** START OF Provided passage **
Hi there, initiated by a change in a pull request[1] the issue of coding style (or coding standard) popped up, once again. Instead of inventing our own coding style I proposed on IRC that we used either SUN’s Code Conventions[2] or Google’s Java Style[3].
Now that I’ve looked for the URL I would like to retract my suggestion of SUN’s
Code Conventions, those haven’t been updated since 1999… :)
So, Google’s Java Style. It’s reasonable close to what we already employ, and
formatters in the popular IDEs will probably have no bigger problem creating
output that conforms to this style guide.
However, adopting a new style guide creates an immediate problem: the existing
code. Which probably has more different styles combined than the style guide
has words. :)
** END OF Provided passage **
** START OF Records provided **
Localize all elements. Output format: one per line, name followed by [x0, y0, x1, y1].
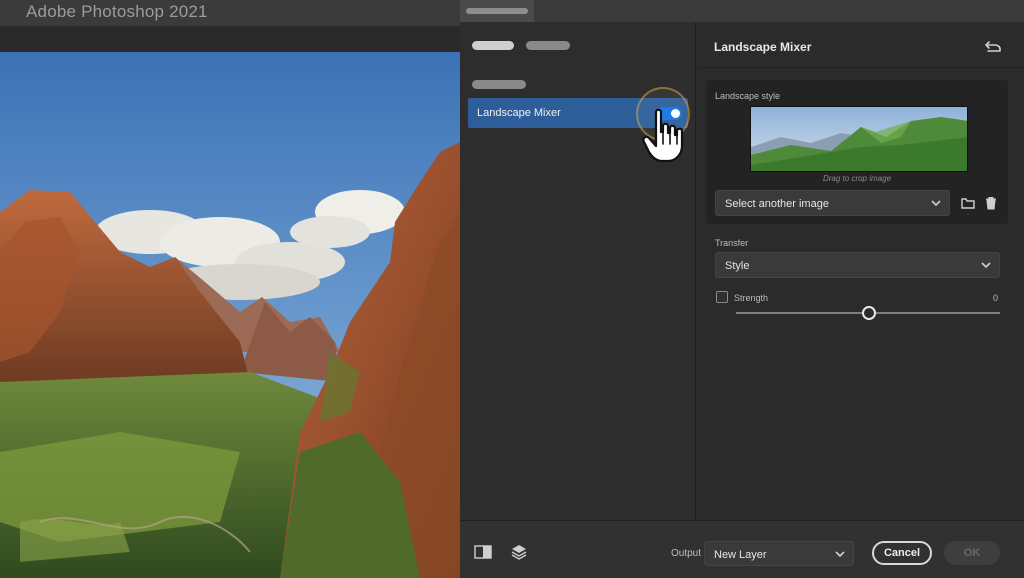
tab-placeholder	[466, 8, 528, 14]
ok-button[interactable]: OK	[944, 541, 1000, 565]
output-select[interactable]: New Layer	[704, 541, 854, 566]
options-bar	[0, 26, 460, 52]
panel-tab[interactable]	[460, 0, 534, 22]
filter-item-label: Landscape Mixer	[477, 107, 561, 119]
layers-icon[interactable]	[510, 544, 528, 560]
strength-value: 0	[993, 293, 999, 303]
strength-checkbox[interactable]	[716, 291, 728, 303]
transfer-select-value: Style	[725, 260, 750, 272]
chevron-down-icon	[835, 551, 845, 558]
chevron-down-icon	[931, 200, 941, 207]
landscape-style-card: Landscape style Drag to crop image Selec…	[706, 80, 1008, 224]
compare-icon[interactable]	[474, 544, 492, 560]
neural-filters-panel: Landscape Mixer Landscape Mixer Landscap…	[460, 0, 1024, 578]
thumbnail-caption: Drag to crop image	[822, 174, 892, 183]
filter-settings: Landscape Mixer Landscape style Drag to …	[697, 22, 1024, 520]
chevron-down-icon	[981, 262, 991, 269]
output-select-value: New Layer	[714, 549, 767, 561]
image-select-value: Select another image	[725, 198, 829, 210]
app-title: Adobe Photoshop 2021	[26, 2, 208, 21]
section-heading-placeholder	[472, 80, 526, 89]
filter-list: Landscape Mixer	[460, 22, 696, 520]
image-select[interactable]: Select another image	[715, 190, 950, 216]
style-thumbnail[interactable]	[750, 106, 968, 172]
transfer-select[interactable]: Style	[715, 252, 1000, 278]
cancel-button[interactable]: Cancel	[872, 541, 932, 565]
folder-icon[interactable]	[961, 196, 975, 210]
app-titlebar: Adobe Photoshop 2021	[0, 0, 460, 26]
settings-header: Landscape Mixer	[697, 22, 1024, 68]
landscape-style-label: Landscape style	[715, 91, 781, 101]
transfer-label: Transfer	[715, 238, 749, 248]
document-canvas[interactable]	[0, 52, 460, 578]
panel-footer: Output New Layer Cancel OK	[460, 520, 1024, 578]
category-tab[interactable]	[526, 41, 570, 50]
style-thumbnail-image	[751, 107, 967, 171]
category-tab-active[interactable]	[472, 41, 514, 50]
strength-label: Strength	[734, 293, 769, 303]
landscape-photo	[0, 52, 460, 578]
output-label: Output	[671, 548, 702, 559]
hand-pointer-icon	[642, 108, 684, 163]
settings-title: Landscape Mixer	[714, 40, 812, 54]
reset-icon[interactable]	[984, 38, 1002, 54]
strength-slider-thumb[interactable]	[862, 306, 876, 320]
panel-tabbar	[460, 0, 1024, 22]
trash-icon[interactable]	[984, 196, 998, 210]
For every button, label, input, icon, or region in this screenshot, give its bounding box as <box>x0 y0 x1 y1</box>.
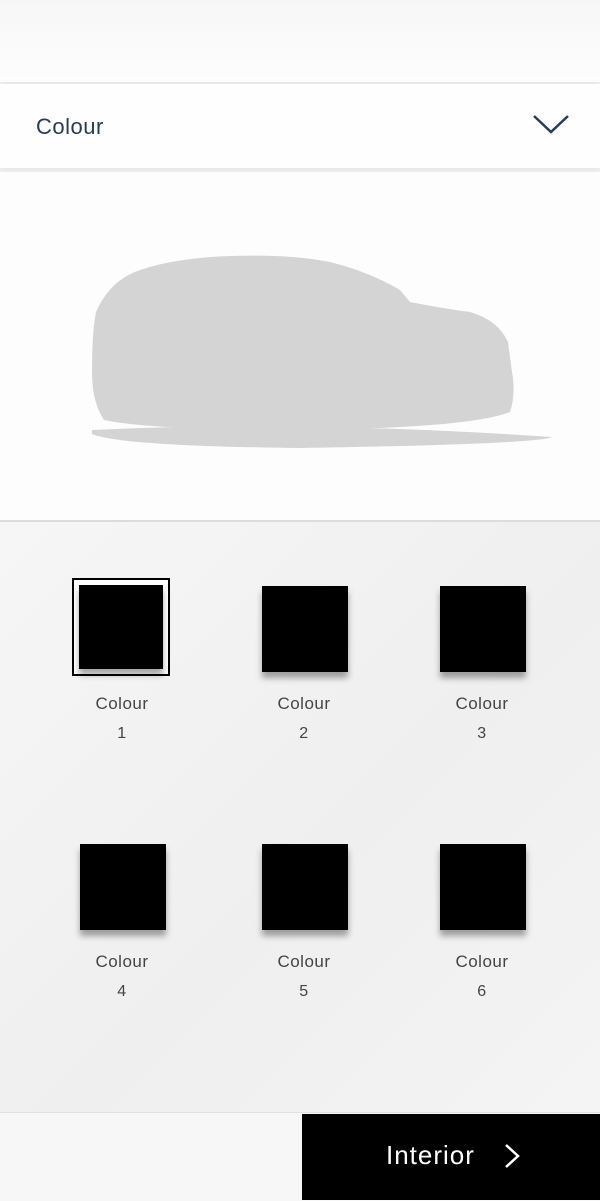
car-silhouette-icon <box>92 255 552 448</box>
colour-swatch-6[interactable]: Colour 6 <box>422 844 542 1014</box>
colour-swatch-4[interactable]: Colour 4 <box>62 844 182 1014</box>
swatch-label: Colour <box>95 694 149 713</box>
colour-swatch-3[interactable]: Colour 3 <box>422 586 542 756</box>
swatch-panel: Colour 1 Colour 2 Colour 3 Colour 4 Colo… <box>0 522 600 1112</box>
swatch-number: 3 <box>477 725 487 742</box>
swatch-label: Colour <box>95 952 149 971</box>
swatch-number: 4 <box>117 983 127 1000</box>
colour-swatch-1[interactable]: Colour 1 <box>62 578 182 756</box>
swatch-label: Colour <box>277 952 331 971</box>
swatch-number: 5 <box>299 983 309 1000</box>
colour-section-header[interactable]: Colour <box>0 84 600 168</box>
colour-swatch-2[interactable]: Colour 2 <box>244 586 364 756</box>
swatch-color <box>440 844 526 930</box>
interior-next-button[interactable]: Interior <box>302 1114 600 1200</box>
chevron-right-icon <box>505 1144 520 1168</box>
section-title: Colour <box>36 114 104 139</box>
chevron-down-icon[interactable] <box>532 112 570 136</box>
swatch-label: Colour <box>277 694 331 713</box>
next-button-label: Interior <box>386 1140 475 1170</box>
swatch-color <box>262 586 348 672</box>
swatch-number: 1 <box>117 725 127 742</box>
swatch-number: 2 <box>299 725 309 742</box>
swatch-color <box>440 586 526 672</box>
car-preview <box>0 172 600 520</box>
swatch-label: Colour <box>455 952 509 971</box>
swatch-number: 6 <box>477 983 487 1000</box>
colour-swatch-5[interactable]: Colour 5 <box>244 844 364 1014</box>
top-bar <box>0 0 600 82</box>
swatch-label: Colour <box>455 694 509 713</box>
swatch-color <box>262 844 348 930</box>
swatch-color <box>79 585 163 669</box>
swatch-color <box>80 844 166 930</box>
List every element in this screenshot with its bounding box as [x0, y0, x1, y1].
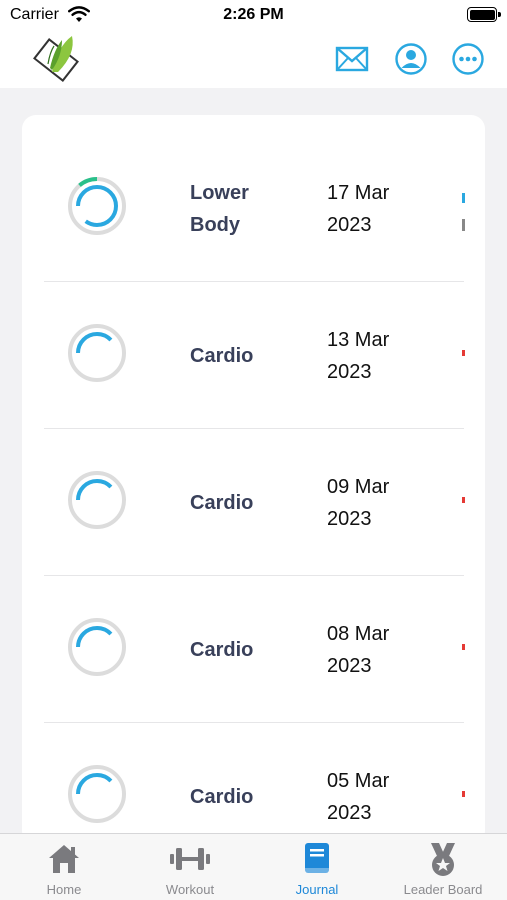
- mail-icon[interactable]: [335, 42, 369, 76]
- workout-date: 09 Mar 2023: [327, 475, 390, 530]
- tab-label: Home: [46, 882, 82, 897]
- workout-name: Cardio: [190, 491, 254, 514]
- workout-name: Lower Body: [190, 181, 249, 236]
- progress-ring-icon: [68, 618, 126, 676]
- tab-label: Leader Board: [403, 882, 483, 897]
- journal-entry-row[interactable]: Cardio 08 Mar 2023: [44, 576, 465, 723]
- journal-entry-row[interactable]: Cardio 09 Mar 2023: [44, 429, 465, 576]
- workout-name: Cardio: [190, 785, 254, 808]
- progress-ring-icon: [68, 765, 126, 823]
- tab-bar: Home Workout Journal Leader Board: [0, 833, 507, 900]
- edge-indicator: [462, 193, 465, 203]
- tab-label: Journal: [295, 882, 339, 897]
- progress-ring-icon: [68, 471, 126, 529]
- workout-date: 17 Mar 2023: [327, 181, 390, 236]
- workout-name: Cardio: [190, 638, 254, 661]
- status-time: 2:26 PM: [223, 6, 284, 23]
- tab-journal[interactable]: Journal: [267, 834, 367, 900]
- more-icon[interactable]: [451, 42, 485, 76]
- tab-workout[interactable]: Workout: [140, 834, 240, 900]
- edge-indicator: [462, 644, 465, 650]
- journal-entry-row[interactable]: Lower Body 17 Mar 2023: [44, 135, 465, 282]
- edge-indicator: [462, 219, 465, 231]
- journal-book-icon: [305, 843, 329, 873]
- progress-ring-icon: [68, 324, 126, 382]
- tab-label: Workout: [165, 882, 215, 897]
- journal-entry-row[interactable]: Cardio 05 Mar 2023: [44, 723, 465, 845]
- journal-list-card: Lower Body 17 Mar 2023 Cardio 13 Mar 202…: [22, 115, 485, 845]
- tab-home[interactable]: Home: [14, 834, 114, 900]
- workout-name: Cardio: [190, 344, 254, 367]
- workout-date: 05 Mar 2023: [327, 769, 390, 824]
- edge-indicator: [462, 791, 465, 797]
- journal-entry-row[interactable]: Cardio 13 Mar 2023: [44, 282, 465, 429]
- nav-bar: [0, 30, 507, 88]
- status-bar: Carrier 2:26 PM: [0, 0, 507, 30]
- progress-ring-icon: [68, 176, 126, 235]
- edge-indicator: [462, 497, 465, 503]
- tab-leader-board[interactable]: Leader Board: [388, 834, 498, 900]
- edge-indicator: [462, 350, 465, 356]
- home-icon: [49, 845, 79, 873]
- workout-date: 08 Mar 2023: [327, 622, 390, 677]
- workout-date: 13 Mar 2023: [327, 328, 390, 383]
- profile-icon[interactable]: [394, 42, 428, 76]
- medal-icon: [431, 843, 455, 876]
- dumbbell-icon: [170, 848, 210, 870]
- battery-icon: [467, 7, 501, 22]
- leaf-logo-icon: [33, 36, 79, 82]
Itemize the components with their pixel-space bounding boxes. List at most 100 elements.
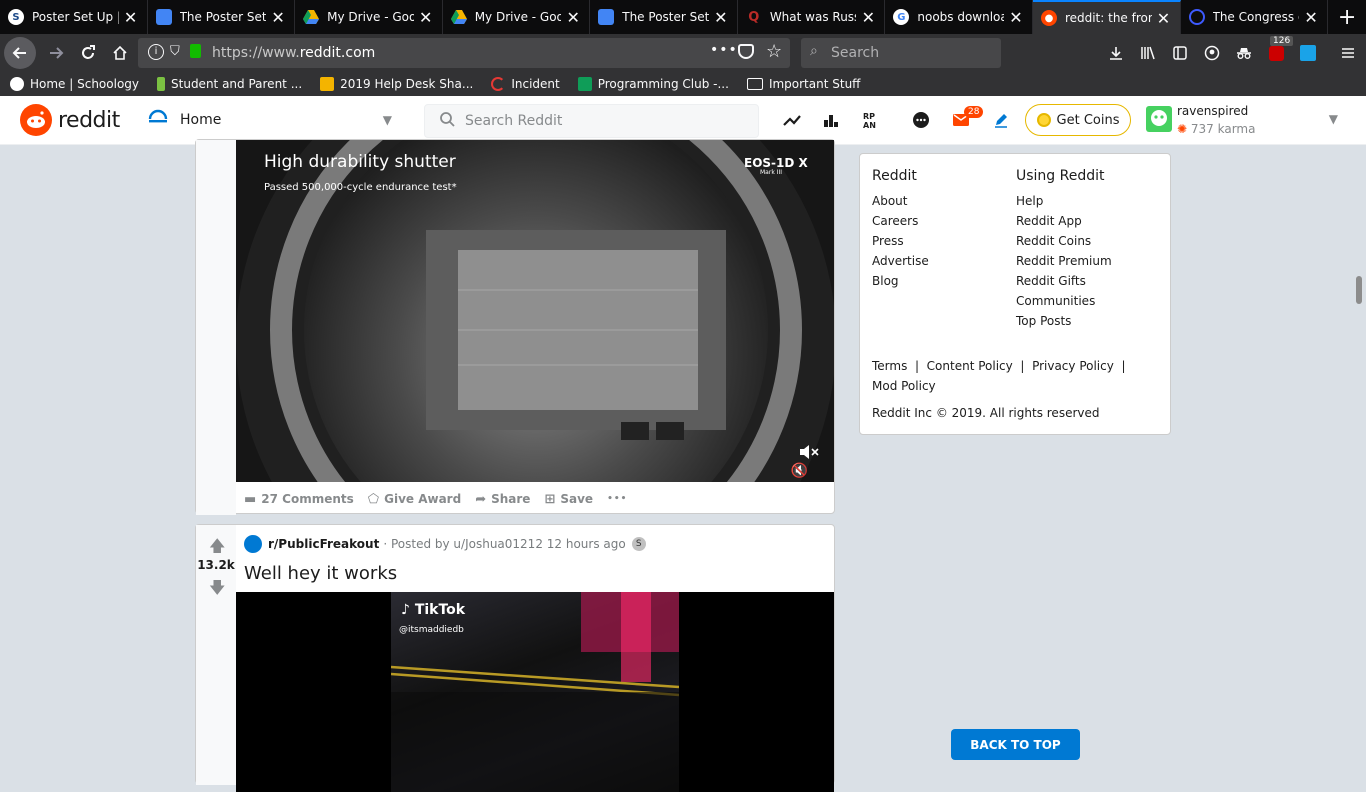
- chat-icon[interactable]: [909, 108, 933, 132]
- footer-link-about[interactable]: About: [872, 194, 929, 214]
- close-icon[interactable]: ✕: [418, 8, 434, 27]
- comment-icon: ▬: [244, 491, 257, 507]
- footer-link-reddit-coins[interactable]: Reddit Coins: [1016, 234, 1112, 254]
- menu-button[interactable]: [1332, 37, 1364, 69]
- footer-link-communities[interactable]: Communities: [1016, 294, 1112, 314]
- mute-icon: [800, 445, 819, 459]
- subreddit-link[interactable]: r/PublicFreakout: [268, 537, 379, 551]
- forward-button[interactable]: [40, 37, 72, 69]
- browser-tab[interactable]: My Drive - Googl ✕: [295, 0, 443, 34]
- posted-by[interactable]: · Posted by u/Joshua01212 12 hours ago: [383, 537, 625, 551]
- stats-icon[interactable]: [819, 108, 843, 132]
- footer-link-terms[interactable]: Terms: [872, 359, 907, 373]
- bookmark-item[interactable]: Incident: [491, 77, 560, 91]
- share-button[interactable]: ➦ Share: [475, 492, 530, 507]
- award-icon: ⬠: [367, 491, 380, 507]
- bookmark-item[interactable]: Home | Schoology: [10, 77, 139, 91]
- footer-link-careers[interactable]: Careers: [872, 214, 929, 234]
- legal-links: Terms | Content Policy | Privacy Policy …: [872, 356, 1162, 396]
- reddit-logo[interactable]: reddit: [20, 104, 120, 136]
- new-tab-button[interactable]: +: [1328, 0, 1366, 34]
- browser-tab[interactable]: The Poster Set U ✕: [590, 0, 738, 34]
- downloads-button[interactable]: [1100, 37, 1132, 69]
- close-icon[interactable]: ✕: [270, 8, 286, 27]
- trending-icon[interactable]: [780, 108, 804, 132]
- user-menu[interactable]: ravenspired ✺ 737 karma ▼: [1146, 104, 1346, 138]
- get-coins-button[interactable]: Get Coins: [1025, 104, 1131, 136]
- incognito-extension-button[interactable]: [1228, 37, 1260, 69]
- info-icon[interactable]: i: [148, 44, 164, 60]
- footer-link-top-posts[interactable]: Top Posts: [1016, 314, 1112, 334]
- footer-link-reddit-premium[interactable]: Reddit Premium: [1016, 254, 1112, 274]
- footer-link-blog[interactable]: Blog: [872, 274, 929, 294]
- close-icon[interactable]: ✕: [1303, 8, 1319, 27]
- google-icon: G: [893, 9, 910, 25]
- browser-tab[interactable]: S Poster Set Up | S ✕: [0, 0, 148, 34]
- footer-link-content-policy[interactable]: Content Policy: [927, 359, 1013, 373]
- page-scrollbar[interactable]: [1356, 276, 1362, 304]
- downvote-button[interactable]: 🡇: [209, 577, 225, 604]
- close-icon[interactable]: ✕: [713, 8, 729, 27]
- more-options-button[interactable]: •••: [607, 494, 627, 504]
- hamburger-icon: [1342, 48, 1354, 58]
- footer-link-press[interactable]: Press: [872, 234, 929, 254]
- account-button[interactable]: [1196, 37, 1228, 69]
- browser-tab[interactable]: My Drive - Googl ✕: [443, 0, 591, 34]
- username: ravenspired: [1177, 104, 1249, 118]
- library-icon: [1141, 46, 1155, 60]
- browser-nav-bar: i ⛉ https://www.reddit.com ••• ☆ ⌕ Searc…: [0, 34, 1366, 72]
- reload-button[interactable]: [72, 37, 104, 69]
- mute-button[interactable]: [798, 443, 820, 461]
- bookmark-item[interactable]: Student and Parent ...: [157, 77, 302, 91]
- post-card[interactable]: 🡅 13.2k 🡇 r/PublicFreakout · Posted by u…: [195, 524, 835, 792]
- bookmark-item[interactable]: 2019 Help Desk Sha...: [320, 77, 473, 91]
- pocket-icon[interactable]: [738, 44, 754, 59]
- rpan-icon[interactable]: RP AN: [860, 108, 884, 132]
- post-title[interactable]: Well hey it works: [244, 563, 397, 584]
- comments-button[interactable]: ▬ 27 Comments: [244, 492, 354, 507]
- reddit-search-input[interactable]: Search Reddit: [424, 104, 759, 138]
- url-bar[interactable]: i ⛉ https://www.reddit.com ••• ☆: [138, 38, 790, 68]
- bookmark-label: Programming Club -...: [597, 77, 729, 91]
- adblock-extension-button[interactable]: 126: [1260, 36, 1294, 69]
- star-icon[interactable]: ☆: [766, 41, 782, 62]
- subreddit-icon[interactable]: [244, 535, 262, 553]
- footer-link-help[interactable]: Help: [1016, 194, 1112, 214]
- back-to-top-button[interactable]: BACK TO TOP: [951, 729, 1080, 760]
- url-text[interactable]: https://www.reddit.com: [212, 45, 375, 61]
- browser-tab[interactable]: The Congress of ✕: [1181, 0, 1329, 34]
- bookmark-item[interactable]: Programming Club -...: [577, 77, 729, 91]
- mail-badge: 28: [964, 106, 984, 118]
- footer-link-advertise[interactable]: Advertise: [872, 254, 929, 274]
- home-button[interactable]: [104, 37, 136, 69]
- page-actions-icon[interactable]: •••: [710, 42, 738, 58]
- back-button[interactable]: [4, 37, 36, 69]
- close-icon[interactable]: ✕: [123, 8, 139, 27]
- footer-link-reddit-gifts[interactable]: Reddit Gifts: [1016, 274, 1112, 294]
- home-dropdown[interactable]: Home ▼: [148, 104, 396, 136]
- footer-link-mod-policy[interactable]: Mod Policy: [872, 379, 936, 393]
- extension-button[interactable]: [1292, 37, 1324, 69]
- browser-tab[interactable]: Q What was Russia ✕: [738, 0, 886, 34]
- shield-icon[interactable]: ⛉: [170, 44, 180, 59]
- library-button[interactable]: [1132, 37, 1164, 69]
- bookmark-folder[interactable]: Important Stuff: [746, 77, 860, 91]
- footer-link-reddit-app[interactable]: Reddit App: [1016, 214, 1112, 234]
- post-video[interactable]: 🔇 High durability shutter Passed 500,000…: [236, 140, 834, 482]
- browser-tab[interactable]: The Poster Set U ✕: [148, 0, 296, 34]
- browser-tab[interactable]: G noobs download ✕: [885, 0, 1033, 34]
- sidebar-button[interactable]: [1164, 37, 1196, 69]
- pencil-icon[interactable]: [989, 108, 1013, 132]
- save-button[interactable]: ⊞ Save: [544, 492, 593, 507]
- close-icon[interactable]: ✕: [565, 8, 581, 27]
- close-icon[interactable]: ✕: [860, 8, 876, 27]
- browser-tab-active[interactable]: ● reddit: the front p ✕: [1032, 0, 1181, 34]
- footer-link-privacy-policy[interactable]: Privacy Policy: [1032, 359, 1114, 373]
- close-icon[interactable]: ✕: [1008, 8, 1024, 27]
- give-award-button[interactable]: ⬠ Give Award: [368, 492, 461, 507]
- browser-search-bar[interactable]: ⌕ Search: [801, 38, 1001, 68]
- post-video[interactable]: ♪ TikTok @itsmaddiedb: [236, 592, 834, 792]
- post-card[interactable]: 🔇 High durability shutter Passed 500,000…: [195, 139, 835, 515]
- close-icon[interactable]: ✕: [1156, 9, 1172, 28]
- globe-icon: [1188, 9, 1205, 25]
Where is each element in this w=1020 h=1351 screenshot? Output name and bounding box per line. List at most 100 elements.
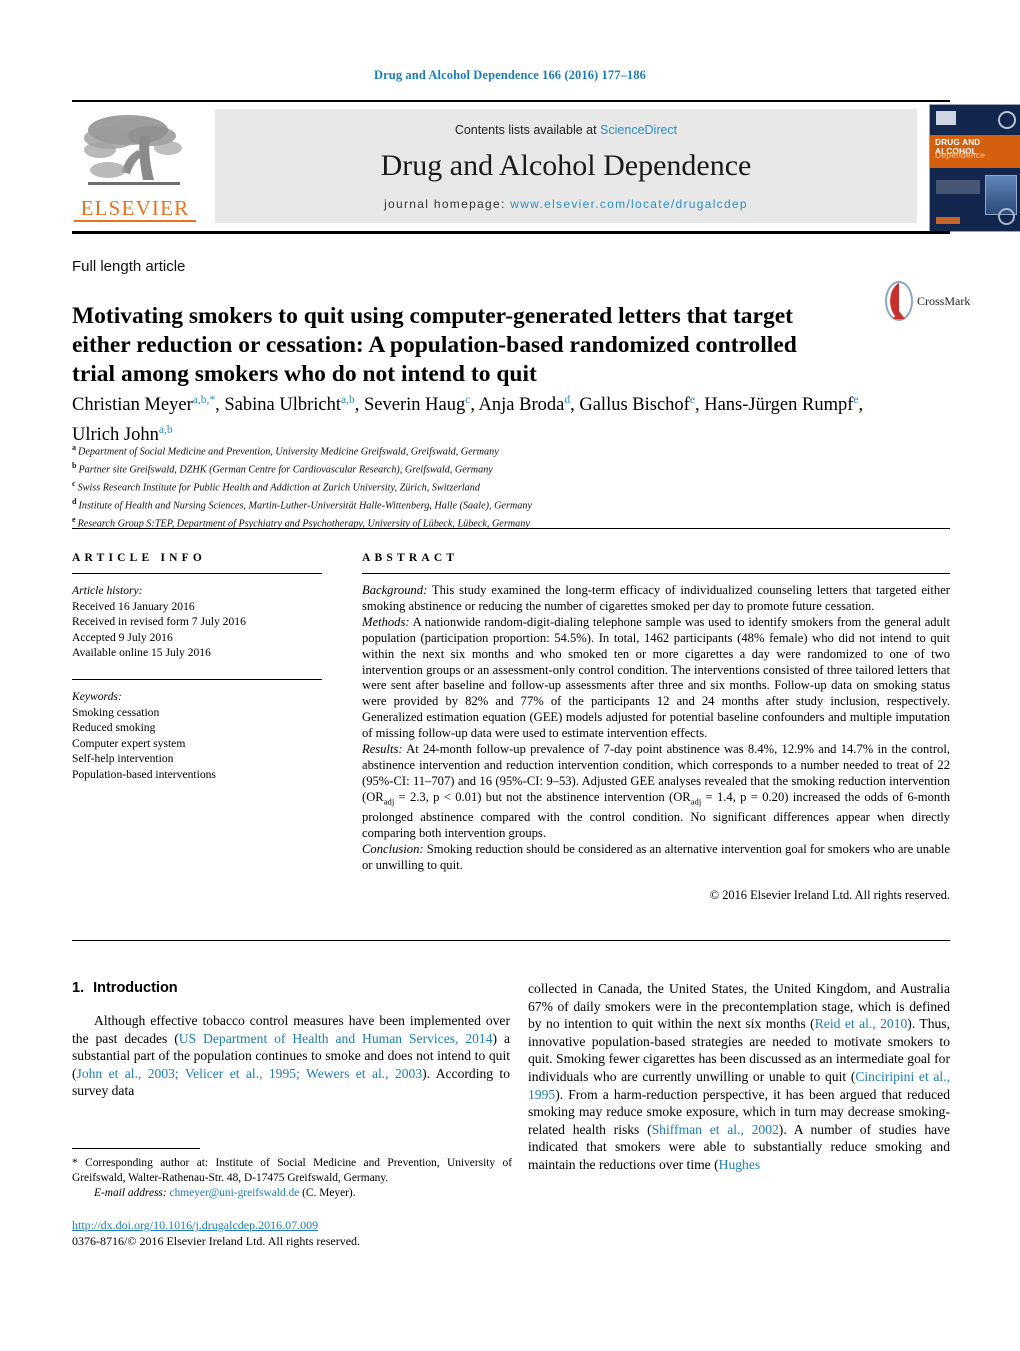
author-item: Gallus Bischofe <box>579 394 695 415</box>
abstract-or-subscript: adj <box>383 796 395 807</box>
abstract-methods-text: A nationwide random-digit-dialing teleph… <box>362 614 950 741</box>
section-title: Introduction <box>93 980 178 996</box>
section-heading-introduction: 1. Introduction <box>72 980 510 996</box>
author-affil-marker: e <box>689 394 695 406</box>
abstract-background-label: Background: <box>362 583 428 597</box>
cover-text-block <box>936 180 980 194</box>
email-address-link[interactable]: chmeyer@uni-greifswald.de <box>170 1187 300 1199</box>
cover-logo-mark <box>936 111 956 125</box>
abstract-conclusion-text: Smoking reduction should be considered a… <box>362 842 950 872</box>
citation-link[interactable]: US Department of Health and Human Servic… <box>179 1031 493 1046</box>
** END OF Records provided **
> **Task instructions**
A) Summarize the coding style message in two sentences.
B) Answer these questions from the coding style message:
(i) Where did the writer propose using an existing coding style?
(ii) Since what year have SUN's Code Conventions not been updated?
(iii) What immediate problem does adopting a new style guide create?
C) Extend the coding style message past its final sentence.
The rows have no connection to the coding style message.

> **Results for the exercise**
A) A change in a pull request brought up coding style again, and the writer, who had proposed on IRC using either SUN's Code Conventions or Google's Java Style, withdraws the SUN suggestion because those conventions haven't been updated since 1999. Google's Java Style is preferred as reasonably close to current practice and likely easy for popular IDE formatters to follow, but adopting it creates an immediate problem with the existing code.

B)
(i) On IRC.
(ii) 1999.
(iii) The existing code.

C)
I’m not a big fan of these single large commits that reformat all source code
at once. As Google’s style guide mandates a little bit more than just
whitespace and bracket position (e.g. that overloaded methods/constructors must
not be interrupted by other methods, or that the order of fields and method
must conform to some logical order, i.e. not a chronological order) most of the
code must be manually checked and potentially corrected.
I wouldn’t really touch the existing source code immediately but make sure that
a) new source code conforms to the style guide, and b) touched code is
reformatted: at least edited methods should be reformatted, preferrable after
the “real” commit so that functional changes are not lost in the formatting. If
the whole file is rather easy to adapt to the new style, the whole file can be
changed, too.
Thoughts, suggestions, opinions?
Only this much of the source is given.